#### Stated exercise:
In the records that follow, show each line where the word "Price" is present.

#### Records supplied:
---------------

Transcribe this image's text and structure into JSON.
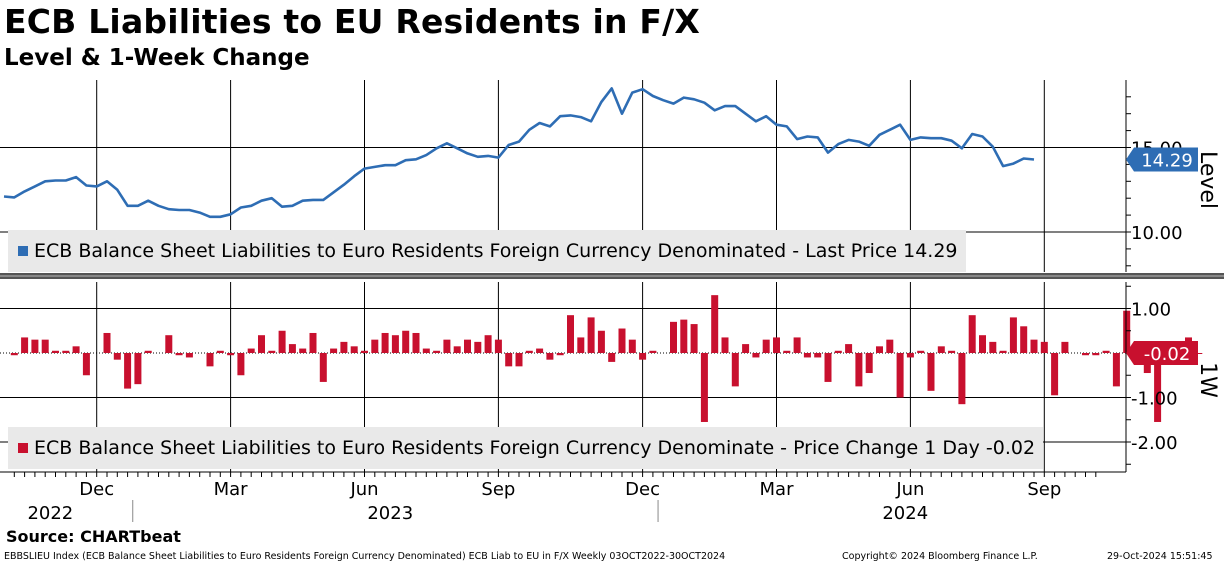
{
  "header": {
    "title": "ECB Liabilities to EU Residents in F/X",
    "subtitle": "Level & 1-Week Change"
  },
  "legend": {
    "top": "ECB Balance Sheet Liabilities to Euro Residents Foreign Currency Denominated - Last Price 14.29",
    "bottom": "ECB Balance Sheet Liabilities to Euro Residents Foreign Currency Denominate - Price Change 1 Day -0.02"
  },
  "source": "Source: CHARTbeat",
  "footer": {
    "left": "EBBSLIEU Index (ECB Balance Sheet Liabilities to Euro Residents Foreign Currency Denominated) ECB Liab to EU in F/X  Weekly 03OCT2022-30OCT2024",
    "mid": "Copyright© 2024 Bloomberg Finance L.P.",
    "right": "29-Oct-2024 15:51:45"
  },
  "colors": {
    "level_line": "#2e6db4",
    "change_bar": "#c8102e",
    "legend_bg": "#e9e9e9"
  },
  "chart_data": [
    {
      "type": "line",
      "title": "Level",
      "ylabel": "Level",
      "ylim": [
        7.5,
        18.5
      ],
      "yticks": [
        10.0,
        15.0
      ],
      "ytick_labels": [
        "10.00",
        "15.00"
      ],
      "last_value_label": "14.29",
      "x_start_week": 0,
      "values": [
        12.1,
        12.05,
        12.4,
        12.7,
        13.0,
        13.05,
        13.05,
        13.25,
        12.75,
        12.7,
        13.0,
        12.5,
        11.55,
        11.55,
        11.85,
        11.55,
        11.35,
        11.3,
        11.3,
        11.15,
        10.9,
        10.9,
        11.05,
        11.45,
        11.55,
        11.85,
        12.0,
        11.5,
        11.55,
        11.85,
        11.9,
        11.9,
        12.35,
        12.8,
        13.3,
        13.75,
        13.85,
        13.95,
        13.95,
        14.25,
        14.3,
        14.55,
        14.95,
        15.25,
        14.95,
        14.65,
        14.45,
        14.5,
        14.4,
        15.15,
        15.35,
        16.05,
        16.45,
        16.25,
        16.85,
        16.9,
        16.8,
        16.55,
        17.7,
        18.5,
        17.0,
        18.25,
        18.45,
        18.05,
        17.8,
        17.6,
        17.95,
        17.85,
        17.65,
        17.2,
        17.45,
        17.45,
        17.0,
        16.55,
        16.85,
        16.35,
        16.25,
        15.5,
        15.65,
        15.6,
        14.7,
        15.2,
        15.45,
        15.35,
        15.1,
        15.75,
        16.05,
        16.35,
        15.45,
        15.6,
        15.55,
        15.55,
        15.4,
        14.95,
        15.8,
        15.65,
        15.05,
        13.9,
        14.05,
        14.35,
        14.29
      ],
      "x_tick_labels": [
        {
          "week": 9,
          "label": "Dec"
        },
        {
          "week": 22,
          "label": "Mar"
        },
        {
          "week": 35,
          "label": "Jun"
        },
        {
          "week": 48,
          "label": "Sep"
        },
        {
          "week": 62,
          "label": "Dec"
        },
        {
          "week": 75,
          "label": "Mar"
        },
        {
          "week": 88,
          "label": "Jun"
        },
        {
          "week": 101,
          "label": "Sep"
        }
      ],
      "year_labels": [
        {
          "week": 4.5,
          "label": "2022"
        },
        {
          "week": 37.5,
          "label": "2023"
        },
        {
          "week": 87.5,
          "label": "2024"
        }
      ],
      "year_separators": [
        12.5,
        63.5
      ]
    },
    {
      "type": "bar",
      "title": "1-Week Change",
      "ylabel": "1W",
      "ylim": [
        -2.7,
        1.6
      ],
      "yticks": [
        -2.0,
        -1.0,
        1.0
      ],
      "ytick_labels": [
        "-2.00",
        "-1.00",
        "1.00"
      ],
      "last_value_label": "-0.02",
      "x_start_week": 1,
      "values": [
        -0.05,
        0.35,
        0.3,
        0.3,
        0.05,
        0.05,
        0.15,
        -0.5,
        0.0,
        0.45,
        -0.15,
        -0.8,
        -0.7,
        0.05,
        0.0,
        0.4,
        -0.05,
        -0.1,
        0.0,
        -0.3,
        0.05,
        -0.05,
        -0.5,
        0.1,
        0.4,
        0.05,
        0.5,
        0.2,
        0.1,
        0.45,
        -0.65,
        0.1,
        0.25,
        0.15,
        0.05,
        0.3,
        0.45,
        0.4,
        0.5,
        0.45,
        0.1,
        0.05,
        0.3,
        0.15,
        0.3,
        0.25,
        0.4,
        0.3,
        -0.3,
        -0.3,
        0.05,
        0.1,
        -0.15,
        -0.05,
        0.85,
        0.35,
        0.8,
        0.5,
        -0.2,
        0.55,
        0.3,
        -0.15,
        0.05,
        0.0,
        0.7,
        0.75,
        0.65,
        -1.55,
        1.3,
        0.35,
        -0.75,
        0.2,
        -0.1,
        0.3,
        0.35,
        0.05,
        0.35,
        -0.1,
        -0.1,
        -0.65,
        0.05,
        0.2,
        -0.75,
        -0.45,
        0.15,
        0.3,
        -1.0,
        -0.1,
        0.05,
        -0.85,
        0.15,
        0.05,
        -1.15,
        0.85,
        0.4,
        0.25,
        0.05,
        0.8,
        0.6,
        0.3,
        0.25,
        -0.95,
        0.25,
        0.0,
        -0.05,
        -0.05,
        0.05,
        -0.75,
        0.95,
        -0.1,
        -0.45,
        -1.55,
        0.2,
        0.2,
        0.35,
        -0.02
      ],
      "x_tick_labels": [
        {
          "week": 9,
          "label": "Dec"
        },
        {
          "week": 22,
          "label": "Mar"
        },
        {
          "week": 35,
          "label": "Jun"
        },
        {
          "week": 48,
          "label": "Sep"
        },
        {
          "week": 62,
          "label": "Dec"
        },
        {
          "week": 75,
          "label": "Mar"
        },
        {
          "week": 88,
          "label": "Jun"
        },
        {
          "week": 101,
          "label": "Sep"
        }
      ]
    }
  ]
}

---------------

#### Result for this exercise:
    "top": "ECB Balance Sheet Liabilities to Euro Residents Foreign Currency Denominated - Last Price 14.29",
    "bottom": "ECB Balance Sheet Liabilities to Euro Residents Foreign Currency Denominate - Price Change 1 Day -0.02"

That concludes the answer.